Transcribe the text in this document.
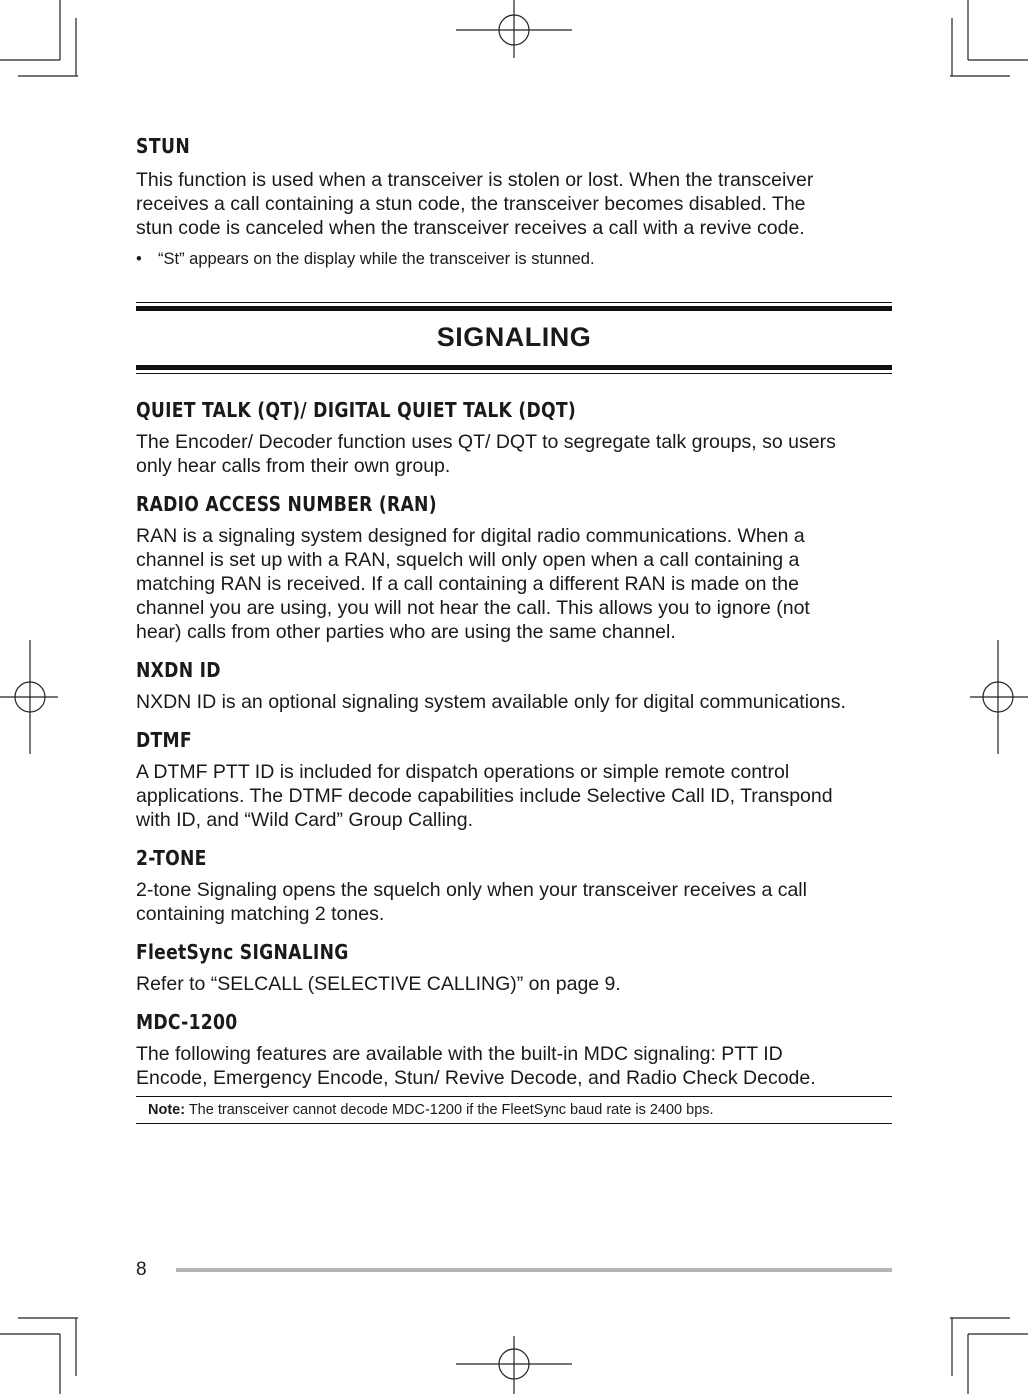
STUN

This function is used when a transceiver is stolen or lost. When the transceiver
receives a call containing a stun code, the transceiver becomes disabled. The
stun code is canceled when the transceiver receives a call with a revive code.

• “St” appears on the display while the transceiver is stunned.
SIGNALING
QUIET TALK (QT)/ DIGITAL QUIET TALK (DQT)

The Encoder/ Decoder function uses QT/ DQT to segregate talk groups, so users
only hear calls from their own group.

RADIO ACCESS NUMBER (RAN)

RAN is a signaling system designed for digital radio communications. When a
channel is set up with a RAN, squelch will only open when a call containing a
matching RAN is received. If a call containing a different RAN is made on the
channel you are using, you will not hear the call. This allows you to ignore (not
hear) calls from other parties who are using the same channel.

NXDN ID

NXDN ID is an optional signaling system available only for digital communications.

DTMF

A DTMF PTT ID is included for dispatch operations or simple remote control
applications. The DTMF decode capabilities include Selective Call ID, Transpond
with ID, and “Wild Card” Group Calling.

2-TONE

2-tone Signaling opens the squelch only when your transceiver receives a call
containing matching 2 tones.

FleetSync SIGNALING

Refer to “SELCALL (SELECTIVE CALLING)” on page 9.

MDC-1200

The following features are available with the built-in MDC signaling: PTT ID
Encode, Emergency Encode, Stun/ Revive Decode, and Radio Check Decode.

Note: The transceiver cannot decode MDC-1200 if the FleetSync baud rate is 2400 bps.
8
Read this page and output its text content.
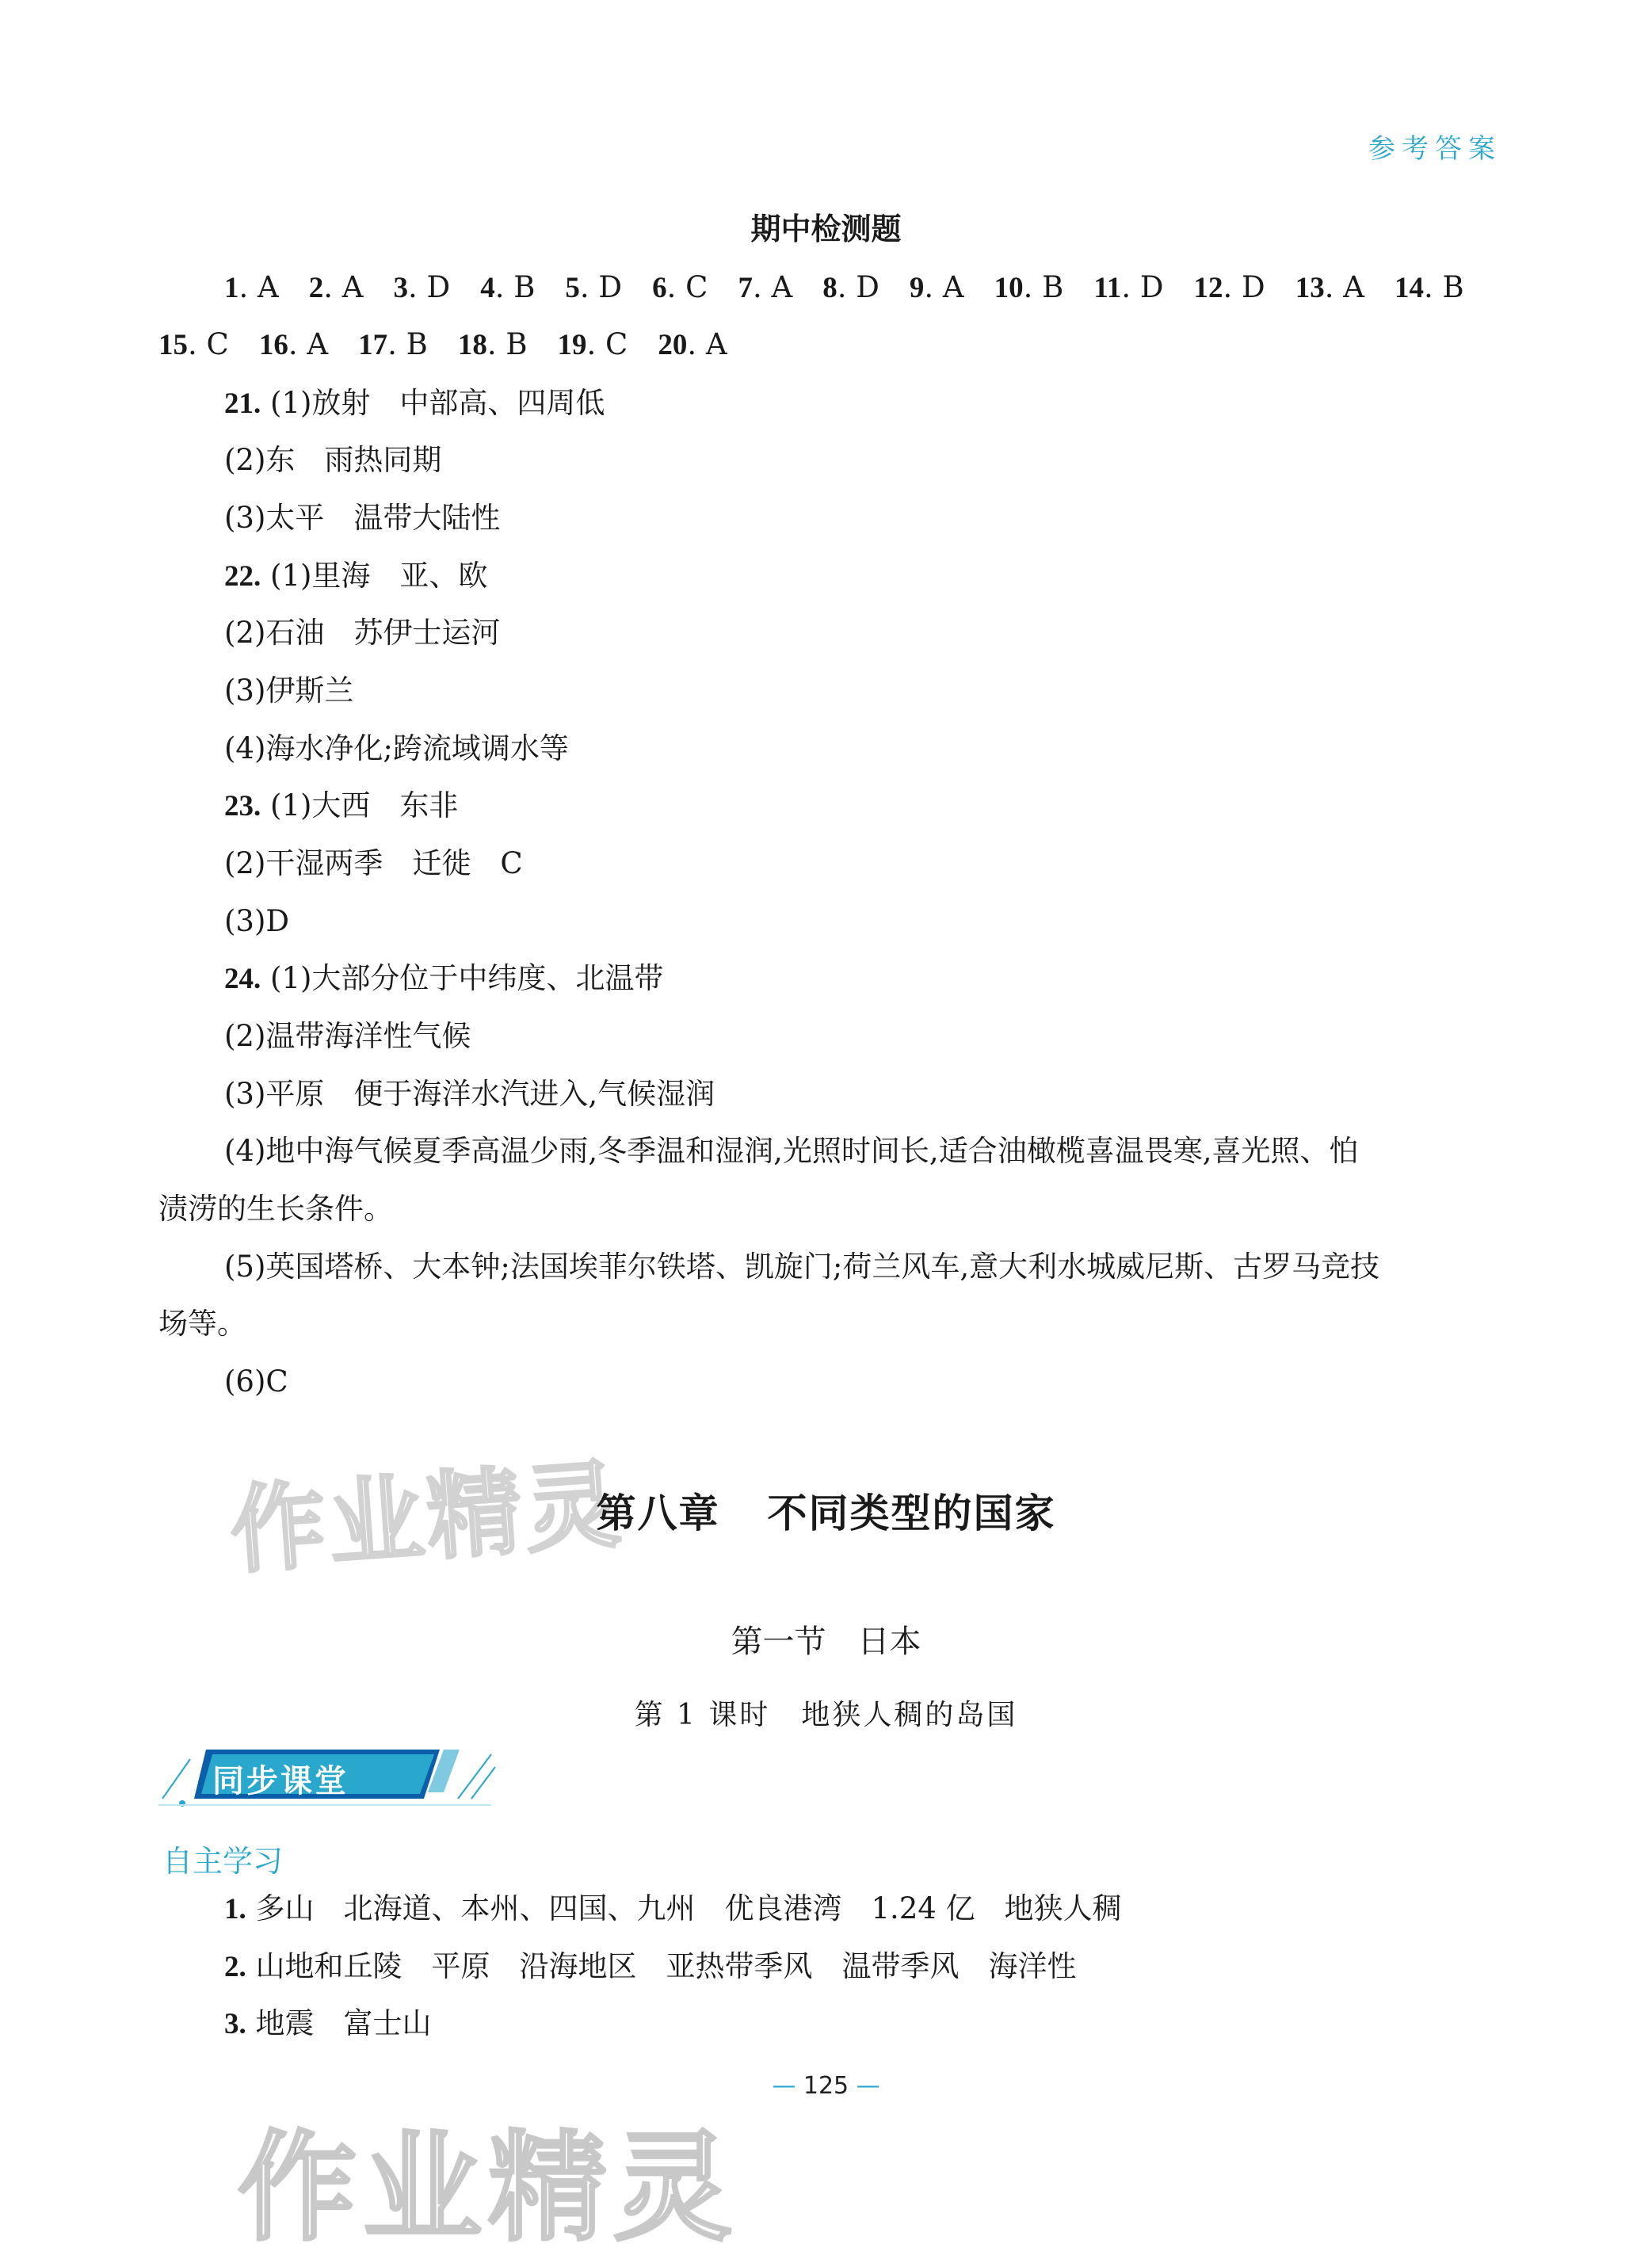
参考答案
期中检测题
1. A 2. A 3. D 4. B 5. D 6. C 7. A 8. D 9. A 10. B 11. D 12. D 13. A 14. B
15. C 16. A 17. B 18. B 19. C 20. A
21. (1)放射　中部高、四周低
(2)东　雨热同期
(3)太平　温带大陆性
22. (1)里海　亚、欧
(2)石油　苏伊士运河
(3)伊斯兰
(4)海水净化;跨流域调水等
23. (1)大西　东非
(2)干湿两季　迁徙　C
(3)D
24. (1)大部分位于中纬度、北温带
(2)温带海洋性气候
(3)平原　便于海洋水汽进入,气候湿润
(4)地中海气候夏季高温少雨,冬季温和湿润,光照时间长,适合油橄榄喜温畏寒,喜光照、怕
渍涝的生长条件。
(5)英国塔桥、大本钟;法国埃菲尔铁塔、凯旋门;荷兰风车,意大利水城威尼斯、古罗马竞技
场等。
(6)C
作业精灵
第八章 不同类型的国家
第一节　日本
第 1 课时　地狭人稠的岛国
同步课堂
自主学习
1. 多山　北海道、本州、四国、九州　优良港湾　1.24 亿　地狭人稠
2. 山地和丘陵　平原　沿海地区　亚热带季风　温带季风　海洋性
3. 地震　富士山
— 125 —
作业精灵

▶ **Work to complete**
Give every line above again exactly, with no pictures.

▶ **Answer for this exercise**
Transcribe the text in this document.
STUN

This function is used when a transceiver is stolen or lost. When the transceiver
receives a call containing a stun code, the transceiver becomes disabled. The
stun code is canceled when the transceiver receives a call with a revive code.

• “St” appears on the display while the transceiver is stunned.
SIGNALING
QUIET TALK (QT)/ DIGITAL QUIET TALK (DQT)

The Encoder/ Decoder function uses QT/ DQT to segregate talk groups, so users
only hear calls from their own group.

RADIO ACCESS NUMBER (RAN)

RAN is a signaling system designed for digital radio communications. When a
channel is set up with a RAN, squelch will only open when a call containing a
matching RAN is received. If a call containing a different RAN is made on the
channel you are using, you will not hear the call. This allows you to ignore (not
hear) calls from other parties who are using the same channel.

NXDN ID

NXDN ID is an optional signaling system available only for digital communications.

DTMF

A DTMF PTT ID is included for dispatch operations or simple remote control
applications. The DTMF decode capabilities include Selective Call ID, Transpond
with ID, and “Wild Card” Group Calling.

2-TONE

2-tone Signaling opens the squelch only when your transceiver receives a call
containing matching 2 tones.

FleetSync SIGNALING

Refer to “SELCALL (SELECTIVE CALLING)” on page 9.

MDC-1200

The following features are available with the built-in MDC signaling: PTT ID
Encode, Emergency Encode, Stun/ Revive Decode, and Radio Check Decode.

Note: The transceiver cannot decode MDC-1200 if the FleetSync baud rate is 2400 bps.
8
Read this page and output its text content.
参考答案
期中检测题
1. A 2. A 3. D 4. B 5. D 6. C 7. A 8. D 9. A 10. B 11. D 12. D 13. A 14. B
15. C 16. A 17. B 18. B 19. C 20. A
21. (1)放射　中部高、四周低
(2)东　雨热同期
(3)太平　温带大陆性
22. (1)里海　亚、欧
(2)石油　苏伊士运河
(3)伊斯兰
(4)海水净化;跨流域调水等
23. (1)大西　东非
(2)干湿两季　迁徙　C
(3)D
24. (1)大部分位于中纬度、北温带
(2)温带海洋性气候
(3)平原　便于海洋水汽进入,气候湿润
(4)地中海气候夏季高温少雨,冬季温和湿润,光照时间长,适合油橄榄喜温畏寒,喜光照、怕
渍涝的生长条件。
(5)英国塔桥、大本钟;法国埃菲尔铁塔、凯旋门;荷兰风车,意大利水城威尼斯、古罗马竞技
场等。
(6)C
作业精灵
第八章 不同类型的国家
第一节　日本
第 1 课时　地狭人稠的岛国
同步课堂
自主学习
1. 多山　北海道、本州、四国、九州　优良港湾　1.24 亿　地狭人稠
2. 山地和丘陵　平原　沿海地区　亚热带季风　温带季风　海洋性
3. 地震　富士山
— 125 —
作业精灵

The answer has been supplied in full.